#### Trecho citado
—————
O jornal britânico Financial Times publicou uma reportagem que lança luz sobre a polêmica envolvendo o filme “Dark Horse”, cinebiografia planejada sobre Jair Bolsonaro. A produção, para a qual o senador Flávio Bolsonaro teria buscado financiamento de um banqueiro sob investigação, está se transformando em um **”comédia de erros”**, segundo a publicação.
Revelações recentes apontam que Flávio Bolsonaro teria obtido milhões de dólares em financiamento para o filme de Daniel Vorcaro, do banco Master. Vorcaro é descrito como um suspeito de corrupção, apontado como responsável pelo colapso de um banco de US$ 10 bilhões. O senador, por sua vez, nega veementemente ter cometido qualquer irregularidade.
As revelações, divulgadas pelo site Intercept Brasil, indicam um **envolvimento financeiro complexo** que agora coloca em xeque a pré-candidatura de Flávio Bolsonaro. A matéria do Financial Times sugere que a situação levanta sérias dúvidas sobre a viabilidade eleitoral do senador, especialmente após a condenação de seu pai, Jair Bolsonaro, por planejar um golpe.
—————
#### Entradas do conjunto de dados
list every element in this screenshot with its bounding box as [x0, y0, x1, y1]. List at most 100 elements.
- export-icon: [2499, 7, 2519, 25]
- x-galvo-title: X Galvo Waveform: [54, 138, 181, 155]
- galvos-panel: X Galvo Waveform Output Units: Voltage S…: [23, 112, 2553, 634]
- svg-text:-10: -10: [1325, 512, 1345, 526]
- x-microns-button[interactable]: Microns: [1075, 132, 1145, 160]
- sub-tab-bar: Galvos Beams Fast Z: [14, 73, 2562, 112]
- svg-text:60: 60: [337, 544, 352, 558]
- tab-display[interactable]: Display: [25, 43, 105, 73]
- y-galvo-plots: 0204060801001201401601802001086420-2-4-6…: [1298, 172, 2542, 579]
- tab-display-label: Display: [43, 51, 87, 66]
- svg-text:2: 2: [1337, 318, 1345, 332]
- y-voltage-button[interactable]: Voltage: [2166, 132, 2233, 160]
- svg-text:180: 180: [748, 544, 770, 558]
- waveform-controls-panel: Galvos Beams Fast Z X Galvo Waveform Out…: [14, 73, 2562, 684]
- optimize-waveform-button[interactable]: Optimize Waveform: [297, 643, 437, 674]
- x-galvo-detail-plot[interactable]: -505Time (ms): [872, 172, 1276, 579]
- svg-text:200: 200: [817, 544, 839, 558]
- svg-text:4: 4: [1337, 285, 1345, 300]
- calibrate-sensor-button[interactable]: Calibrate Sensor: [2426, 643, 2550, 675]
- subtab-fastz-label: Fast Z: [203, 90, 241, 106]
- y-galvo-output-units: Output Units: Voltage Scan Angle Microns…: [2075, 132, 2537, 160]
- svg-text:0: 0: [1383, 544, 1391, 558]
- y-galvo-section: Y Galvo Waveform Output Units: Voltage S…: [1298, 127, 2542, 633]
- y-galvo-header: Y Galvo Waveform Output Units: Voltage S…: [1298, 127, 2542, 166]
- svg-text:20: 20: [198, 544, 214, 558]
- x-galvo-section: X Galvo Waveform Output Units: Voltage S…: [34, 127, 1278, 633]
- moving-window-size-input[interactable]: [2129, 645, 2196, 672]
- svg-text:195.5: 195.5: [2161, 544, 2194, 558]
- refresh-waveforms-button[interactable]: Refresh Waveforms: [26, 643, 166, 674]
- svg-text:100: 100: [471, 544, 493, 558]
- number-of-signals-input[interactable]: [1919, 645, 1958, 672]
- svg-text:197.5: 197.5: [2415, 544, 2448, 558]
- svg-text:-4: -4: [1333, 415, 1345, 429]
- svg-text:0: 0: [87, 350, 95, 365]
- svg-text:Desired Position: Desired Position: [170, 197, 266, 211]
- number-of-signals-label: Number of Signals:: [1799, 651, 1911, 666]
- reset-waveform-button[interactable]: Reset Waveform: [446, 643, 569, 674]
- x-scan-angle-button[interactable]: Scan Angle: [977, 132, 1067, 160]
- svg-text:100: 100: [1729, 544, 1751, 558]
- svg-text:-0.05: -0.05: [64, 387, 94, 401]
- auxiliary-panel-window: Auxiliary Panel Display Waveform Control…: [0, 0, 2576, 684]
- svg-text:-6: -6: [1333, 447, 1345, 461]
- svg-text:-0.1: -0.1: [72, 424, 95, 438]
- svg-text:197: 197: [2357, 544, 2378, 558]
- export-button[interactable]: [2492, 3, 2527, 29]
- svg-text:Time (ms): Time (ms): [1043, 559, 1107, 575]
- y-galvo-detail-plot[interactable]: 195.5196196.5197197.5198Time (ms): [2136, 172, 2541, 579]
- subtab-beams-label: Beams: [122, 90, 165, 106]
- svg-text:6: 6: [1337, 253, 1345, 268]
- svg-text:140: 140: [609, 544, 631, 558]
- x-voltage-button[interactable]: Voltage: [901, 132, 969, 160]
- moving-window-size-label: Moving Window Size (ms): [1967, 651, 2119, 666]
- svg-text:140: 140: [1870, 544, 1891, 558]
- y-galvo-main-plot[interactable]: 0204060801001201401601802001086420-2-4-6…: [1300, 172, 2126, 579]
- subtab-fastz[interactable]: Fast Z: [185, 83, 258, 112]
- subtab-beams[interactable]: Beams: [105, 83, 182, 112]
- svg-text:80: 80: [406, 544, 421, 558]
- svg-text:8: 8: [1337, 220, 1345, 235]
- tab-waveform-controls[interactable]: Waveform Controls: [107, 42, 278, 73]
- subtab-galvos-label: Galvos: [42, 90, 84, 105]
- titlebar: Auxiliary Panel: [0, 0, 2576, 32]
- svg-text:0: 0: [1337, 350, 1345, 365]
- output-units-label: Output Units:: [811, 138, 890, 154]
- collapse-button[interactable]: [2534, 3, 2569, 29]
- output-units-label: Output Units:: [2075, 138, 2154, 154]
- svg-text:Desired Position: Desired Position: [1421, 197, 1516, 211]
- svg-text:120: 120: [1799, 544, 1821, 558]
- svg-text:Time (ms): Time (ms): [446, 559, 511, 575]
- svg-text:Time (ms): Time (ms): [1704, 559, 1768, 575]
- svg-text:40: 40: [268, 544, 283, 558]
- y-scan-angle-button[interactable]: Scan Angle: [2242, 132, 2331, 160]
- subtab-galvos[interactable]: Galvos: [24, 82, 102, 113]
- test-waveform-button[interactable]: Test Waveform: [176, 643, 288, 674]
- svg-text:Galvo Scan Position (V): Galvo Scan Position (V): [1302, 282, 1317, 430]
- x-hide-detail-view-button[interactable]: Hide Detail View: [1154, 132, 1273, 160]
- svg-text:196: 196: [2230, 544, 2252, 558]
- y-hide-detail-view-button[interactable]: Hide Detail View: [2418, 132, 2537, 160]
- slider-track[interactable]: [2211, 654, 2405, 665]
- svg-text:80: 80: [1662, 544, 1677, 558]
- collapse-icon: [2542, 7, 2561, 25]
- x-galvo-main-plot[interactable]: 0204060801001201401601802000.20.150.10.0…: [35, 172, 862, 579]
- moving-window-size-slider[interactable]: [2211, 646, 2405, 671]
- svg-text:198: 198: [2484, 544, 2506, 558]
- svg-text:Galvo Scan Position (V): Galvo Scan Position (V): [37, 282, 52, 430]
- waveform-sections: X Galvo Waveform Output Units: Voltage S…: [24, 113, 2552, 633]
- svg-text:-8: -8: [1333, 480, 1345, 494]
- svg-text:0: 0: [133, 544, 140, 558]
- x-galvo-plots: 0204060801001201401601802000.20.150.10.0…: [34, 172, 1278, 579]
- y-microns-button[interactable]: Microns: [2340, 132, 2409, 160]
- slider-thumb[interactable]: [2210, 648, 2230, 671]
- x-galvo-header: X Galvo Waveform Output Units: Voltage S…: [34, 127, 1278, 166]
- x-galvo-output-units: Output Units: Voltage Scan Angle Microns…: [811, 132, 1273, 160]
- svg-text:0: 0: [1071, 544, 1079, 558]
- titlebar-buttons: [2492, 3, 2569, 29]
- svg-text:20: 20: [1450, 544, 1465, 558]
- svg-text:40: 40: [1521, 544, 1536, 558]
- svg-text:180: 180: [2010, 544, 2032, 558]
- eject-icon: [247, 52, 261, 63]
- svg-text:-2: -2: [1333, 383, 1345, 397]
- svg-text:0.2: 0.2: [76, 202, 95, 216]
—————
#### Tarefa 1
Edite o trecho da reportagem sobre o filme “Dark Horse” que vai de "Revelações recentes apontam" até "planejar um golpe.", trocando "veementemente" por "firmemente".
#### Tarefa 2
Com base na reportagem sobre o filme “Dark Horse”, diga se cada afirmação está de acordo com o texto, respondendo sim ou não e citando as palavras que decidem:
(a) Daniel Vorcaro está ligado ao banco Master.
(b) As revelações sobre o financiamento foram divulgadas pelo Financial Times.
(c) Flávio Bolsonaro admite ter cometido irregularidades.
#### Tarefa 3
Continue a reportagem sobre o filme “Dark Horse” a partir de onde ela para.

#### Resposta final 1
Revelações recentes apontam que Flávio Bolsonaro teria obtido milhões de dólares em financiamento para o filme de Daniel Vorcaro, do banco Master. Vorcaro é descrito como um suspeito de corrupção, apontado como responsável pelo colapso de um banco de US$ 10 bilhões. O senador, por sua vez, nega firmemente ter cometido qualquer irregularidade.
As revelações, divulgadas pelo site Intercept Brasil, indicam um **envolvimento financeiro complexo** que agora coloca em xeque a pré-candidatura de Flávio Bolsonaro. A matéria do Financial Times sugere que a situação levanta sérias dúvidas sobre a viabilidade eleitoral do senador, especialmente após a condenação de seu pai, Jair Bolsonaro, por planejar um golpe.

#### Resposta final 2
(a) Sim: "Daniel Vorcaro, do banco Master".
(b) Não: "divulgadas pelo site Intercept Brasil".
(c) Não: "nega veementemente ter cometido qualquer irregularidade".

#### Resposta final 3
O Financial Times detalha que Daniel Vorcaro mantinha **”contatos de alto nível em importantes instituições”** enquanto exibia um estilo de vida luxuoso. Críticos apontam que esse esquema poderia configurar tráfico de influência para promover seus próprios interesses, adicionando mais uma camada de complexidade à situação.
A crise em torno do financiamento do filme “Dark Horse” levanta questionamentos sobre a capacidade de Flávio Bolsonaro de se consolidar como um candidato viável. Ele foi apontado como herdeiro político de seu pai, Jair Bolsonaro, que enfrenta uma sentença de 27 anos por planejar um golpe para permanecer no poder após sua derrota eleitoral em 2022.
Apesar das controvérsias, o jornal britânico ressalta que Jair Bolsonaro continua sendo a figura central da direita brasileira. Decisões cruciais sobre a candidatura de Flávio, inclusive, dependem da aprovação e influência de seu pai, conforme análise de especialistas ouvidos pelo periódico.
Aliados de Bolsonaro, no entanto, acreditam que o filme “Dark Horse” pode ter um **alcance significativo**, tanto no Brasil quanto no exterior. A expectativa é que a produção atraia um bom público, consolidando a narrativa que desejam promover.
O ex-estrategista da Casa Branca, Steve Bannon, expressou ao Financial Times seu plano de promover “Dark Horse”. Bannon acredita que o filme pode ser um sucesso nos Estados Unidos, capitalizando a popularidade do ator Jim Caviezel, que interpreta Jair Bolsonaro, dentro do movimento MAGA (Make America Great Again).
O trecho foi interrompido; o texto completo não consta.